(Records that describe figures)
^^^^^^^^^^^^^^^^

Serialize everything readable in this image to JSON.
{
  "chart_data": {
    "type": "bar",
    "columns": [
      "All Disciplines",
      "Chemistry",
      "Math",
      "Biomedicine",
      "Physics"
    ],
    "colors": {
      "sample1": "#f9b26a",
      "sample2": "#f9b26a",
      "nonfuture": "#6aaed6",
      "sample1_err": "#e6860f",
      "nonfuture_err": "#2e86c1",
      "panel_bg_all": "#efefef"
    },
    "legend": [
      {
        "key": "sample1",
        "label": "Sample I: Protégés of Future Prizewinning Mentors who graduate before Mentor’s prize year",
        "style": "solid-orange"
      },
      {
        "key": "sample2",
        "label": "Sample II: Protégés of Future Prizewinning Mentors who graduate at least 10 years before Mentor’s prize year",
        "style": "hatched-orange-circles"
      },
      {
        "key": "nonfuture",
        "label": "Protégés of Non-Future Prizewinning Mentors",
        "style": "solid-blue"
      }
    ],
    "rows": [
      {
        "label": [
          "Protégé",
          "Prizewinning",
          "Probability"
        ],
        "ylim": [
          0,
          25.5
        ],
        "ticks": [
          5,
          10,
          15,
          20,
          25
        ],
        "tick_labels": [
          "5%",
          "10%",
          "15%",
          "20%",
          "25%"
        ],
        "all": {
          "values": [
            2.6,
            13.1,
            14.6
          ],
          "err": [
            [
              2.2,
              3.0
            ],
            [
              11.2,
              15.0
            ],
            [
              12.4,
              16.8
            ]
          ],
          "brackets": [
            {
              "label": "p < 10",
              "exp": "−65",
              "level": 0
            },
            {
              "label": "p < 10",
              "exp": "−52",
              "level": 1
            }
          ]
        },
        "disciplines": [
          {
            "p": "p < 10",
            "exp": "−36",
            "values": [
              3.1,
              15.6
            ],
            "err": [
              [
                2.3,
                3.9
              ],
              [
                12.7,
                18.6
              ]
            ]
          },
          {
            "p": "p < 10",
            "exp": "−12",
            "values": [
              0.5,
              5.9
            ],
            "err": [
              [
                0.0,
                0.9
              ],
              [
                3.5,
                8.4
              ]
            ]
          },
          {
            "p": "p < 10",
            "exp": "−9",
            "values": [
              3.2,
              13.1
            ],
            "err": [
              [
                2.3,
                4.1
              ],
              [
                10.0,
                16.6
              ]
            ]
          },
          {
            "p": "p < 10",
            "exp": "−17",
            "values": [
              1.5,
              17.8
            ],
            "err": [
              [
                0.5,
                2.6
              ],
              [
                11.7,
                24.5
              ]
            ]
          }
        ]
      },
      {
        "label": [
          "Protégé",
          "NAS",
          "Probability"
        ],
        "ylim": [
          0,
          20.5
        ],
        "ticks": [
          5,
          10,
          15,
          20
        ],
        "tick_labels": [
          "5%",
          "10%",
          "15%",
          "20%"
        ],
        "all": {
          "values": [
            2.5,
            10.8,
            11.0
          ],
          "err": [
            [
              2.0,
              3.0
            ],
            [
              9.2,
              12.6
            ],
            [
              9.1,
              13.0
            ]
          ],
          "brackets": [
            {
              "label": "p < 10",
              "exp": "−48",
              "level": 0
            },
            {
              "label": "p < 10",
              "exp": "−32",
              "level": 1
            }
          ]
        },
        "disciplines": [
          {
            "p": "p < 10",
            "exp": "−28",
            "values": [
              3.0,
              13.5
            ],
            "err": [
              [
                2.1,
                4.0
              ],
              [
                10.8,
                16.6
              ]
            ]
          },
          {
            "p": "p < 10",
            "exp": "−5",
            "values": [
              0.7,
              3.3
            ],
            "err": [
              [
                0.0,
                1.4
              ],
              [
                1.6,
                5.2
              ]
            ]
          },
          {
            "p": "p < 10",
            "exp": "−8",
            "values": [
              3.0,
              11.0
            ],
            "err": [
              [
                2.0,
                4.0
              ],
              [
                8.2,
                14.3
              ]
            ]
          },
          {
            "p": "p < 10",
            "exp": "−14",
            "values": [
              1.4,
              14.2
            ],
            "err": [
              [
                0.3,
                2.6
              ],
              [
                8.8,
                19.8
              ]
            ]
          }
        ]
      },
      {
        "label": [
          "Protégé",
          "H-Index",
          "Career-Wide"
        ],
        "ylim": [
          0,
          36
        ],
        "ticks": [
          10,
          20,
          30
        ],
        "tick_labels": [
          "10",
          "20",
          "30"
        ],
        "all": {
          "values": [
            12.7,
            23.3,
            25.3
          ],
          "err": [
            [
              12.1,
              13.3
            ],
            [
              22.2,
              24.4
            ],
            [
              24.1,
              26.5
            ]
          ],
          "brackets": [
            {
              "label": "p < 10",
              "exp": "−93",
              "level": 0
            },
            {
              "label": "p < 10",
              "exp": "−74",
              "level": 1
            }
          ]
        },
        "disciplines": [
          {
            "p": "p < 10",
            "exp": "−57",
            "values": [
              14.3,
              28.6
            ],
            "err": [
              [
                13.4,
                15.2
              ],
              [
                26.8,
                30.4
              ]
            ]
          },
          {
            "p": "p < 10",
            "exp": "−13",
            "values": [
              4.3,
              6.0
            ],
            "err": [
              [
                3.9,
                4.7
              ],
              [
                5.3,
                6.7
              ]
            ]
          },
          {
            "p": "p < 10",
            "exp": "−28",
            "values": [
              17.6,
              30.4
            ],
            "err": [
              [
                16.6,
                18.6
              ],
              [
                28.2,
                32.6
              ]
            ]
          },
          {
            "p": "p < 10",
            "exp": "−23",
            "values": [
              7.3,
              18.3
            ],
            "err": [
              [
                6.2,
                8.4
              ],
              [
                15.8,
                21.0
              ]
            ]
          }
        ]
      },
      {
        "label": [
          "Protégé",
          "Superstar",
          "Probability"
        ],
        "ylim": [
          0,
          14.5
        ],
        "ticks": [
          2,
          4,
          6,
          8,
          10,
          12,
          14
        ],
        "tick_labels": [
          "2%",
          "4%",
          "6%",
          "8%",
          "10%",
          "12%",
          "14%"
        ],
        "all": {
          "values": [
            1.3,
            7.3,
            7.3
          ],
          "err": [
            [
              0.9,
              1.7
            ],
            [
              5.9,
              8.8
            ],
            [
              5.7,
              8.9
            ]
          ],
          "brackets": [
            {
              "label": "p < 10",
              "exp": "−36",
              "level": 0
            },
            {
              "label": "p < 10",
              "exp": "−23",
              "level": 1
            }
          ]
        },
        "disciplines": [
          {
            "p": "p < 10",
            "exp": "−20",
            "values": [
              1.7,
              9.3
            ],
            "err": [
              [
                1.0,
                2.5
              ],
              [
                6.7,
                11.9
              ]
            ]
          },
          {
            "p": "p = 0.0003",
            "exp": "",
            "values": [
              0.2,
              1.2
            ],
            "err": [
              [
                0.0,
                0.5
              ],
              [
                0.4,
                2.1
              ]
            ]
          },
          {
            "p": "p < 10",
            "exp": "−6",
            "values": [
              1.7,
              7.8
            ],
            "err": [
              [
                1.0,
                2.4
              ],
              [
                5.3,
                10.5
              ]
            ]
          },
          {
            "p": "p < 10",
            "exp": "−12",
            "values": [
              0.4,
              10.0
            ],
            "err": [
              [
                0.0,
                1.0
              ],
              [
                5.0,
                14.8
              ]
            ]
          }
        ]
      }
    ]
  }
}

^^^^^^^^^^^^^^^^

Copy out all of the records above with nothing altered.

Serialize everything readable in this image to JSON.
{
  "chart_data": {
    "type": "bar",
    "columns": [
      "All Disciplines",
      "Chemistry",
      "Math",
      "Biomedicine",
      "Physics"
    ],
    "colors": {
      "sample1": "#f9b26a",
      "sample2": "#f9b26a",
      "nonfuture": "#6aaed6",
      "sample1_err": "#e6860f",
      "nonfuture_err": "#2e86c1",
      "panel_bg_all": "#efefef"
    },
    "legend": [
      {
        "key": "sample1",
        "label": "Sample I: Protégés of Future Prizewinning Mentors who graduate before Mentor’s prize year",
        "style": "solid-orange"
      },
      {
        "key": "sample2",
        "label": "Sample II: Protégés of Future Prizewinning Mentors who graduate at least 10 years before Mentor’s prize year",
        "style": "hatched-orange-circles"
      },
      {
        "key": "nonfuture",
        "label": "Protégés of Non-Future Prizewinning Mentors",
        "style": "solid-blue"
      }
    ],
    "rows": [
      {
        "label": [
          "Protégé",
          "Prizewinning",
          "Probability"
        ],
        "ylim": [
          0,
          25.5
        ],
        "ticks": [
          5,
          10,
          15,
          20,
          25
        ],
        "tick_labels": [
          "5%",
          "10%",
          "15%",
          "20%",
          "25%"
        ],
        "all": {
          "values": [
            2.6,
            13.1,
            14.6
          ],
          "err": [
            [
              2.2,
              3.0
            ],
            [
              11.2,
              15.0
            ],
            [
              12.4,
              16.8
            ]
          ],
          "brackets": [
            {
              "label": "p < 10",
              "exp": "−65",
              "level": 0
            },
            {
              "label": "p < 10",
              "exp": "−52",
              "level": 1
            }
          ]
        },
        "disciplines": [
          {
            "p": "p < 10",
            "exp": "−36",
            "values": [
              3.1,
              15.6
            ],
            "err": [
              [
                2.3,
                3.9
              ],
              [
                12.7,
                18.6
              ]
            ]
          },
          {
            "p": "p < 10",
            "exp": "−12",
            "values": [
              0.5,
              5.9
            ],
            "err": [
              [
                0.0,
                0.9
              ],
              [
                3.5,
                8.4
              ]
            ]
          },
          {
            "p": "p < 10",
            "exp": "−9",
            "values": [
              3.2,
              13.1
            ],
            "err": [
              [
                2.3,
                4.1
              ],
              [
                10.0,
                16.6
              ]
            ]
          },
          {
            "p": "p < 10",
            "exp": "−17",
            "values": [
              1.5,
              17.8
            ],
            "err": [
              [
                0.5,
                2.6
              ],
              [
                11.7,
                24.5
              ]
            ]
          }
        ]
      },
      {
        "label": [
          "Protégé",
          "NAS",
          "Probability"
        ],
        "ylim": [
          0,
          20.5
        ],
        "ticks": [
          5,
          10,
          15,
          20
        ],
        "tick_labels": [
          "5%",
          "10%",
          "15%",
          "20%"
        ],
        "all": {
          "values": [
            2.5,
            10.8,
            11.0
          ],
          "err": [
            [
              2.0,
              3.0
            ],
            [
              9.2,
              12.6
            ],
            [
              9.1,
              13.0
            ]
          ],
          "brackets": [
            {
              "label": "p < 10",
              "exp": "−48",
              "level": 0
            },
            {
              "label": "p < 10",
              "exp": "−32",
              "level": 1
            }
          ]
        },
        "disciplines": [
          {
            "p": "p < 10",
            "exp": "−28",
            "values": [
              3.0,
              13.5
            ],
            "err": [
              [
                2.1,
                4.0
              ],
              [
                10.8,
                16.6
              ]
            ]
          },
          {
            "p": "p < 10",
            "exp": "−5",
            "values": [
              0.7,
              3.3
            ],
            "err": [
              [
                0.0,
                1.4
              ],
              [
                1.6,
                5.2
              ]
            ]
          },
          {
            "p": "p < 10",
            "exp": "−8",
            "values": [
              3.0,
              11.0
            ],
            "err": [
              [
                2.0,
                4.0
              ],
              [
                8.2,
                14.3
              ]
            ]
          },
          {
            "p": "p < 10",
            "exp": "−14",
            "values": [
              1.4,
              14.2
            ],
            "err": [
              [
                0.3,
                2.6
              ],
              [
                8.8,
                19.8
              ]
            ]
          }
        ]
      },
      {
        "label": [
          "Protégé",
          "H-Index",
          "Career-Wide"
        ],
        "ylim": [
          0,
          36
        ],
        "ticks": [
          10,
          20,
          30
        ],
        "tick_labels": [
          "10",
          "20",
          "30"
        ],
        "all": {
          "values": [
            12.7,
            23.3,
            25.3
          ],
          "err": [
            [
              12.1,
              13.3
            ],
            [
              22.2,
              24.4
            ],
            [
              24.1,
              26.5
            ]
          ],
          "brackets": [
            {
              "label": "p < 10",
              "exp": "−93",
              "level": 0
            },
            {
              "label": "p < 10",
              "exp": "−74",
              "level": 1
            }
          ]
        },
        "disciplines": [
          {
            "p": "p < 10",
            "exp": "−57",
            "values": [
              14.3,
              28.6
            ],
            "err": [
              [
                13.4,
                15.2
              ],
              [
                26.8,
                30.4
              ]
            ]
          },
          {
            "p": "p < 10",
            "exp": "−13",
            "values": [
              4.3,
              6.0
            ],
            "err": [
              [
                3.9,
                4.7
              ],
              [
                5.3,
                6.7
              ]
            ]
          },
          {
            "p": "p < 10",
            "exp": "−28",
            "values": [
              17.6,
              30.4
            ],
            "err": [
              [
                16.6,
                18.6
              ],
              [
                28.2,
                32.6
              ]
            ]
          },
          {
            "p": "p < 10",
            "exp": "−23",
            "values": [
              7.3,
              18.3
            ],
            "err": [
              [
                6.2,
                8.4
              ],
              [
                15.8,
                21.0
              ]
            ]
          }
        ]
      },
      {
        "label": [
          "Protégé",
          "Superstar",
          "Probability"
        ],
        "ylim": [
          0,
          14.5
        ],
        "ticks": [
          2,
          4,
          6,
          8,
          10,
          12,
          14
        ],
        "tick_labels": [
          "2%",
          "4%",
          "6%",
          "8%",
          "10%",
          "12%",
          "14%"
        ],
        "all": {
          "values": [
            1.3,
            7.3,
            7.3
          ],
          "err": [
            [
              0.9,
              1.7
            ],
            [
              5.9,
              8.8
            ],
            [
              5.7,
              8.9
            ]
          ],
          "brackets": [
            {
              "label": "p < 10",
              "exp": "−36",
              "level": 0
            },
            {
              "label": "p < 10",
              "exp": "−23",
              "level": 1
            }
          ]
        },
        "disciplines": [
          {
            "p": "p < 10",
            "exp": "−20",
            "values": [
              1.7,
              9.3
            ],
            "err": [
              [
                1.0,
                2.5
              ],
              [
                6.7,
                11.9
              ]
            ]
          },
          {
            "p": "p = 0.0003",
            "exp": "",
            "values": [
              0.2,
              1.2
            ],
            "err": [
              [
                0.0,
                0.5
              ],
              [
                0.4,
                2.1
              ]
            ]
          },
          {
            "p": "p < 10",
            "exp": "−6",
            "values": [
              1.7,
              7.8
            ],
            "err": [
              [
                1.0,
                2.4
              ],
              [
                5.3,
                10.5
              ]
            ]
          },
          {
            "p": "p < 10",
            "exp": "−12",
            "values": [
              0.4,
              10.0
            ],
            "err": [
              [
                0.0,
                1.0
              ],
              [
                5.0,
                14.8
              ]
            ]
          }
        ]
      }
    ]
  }
}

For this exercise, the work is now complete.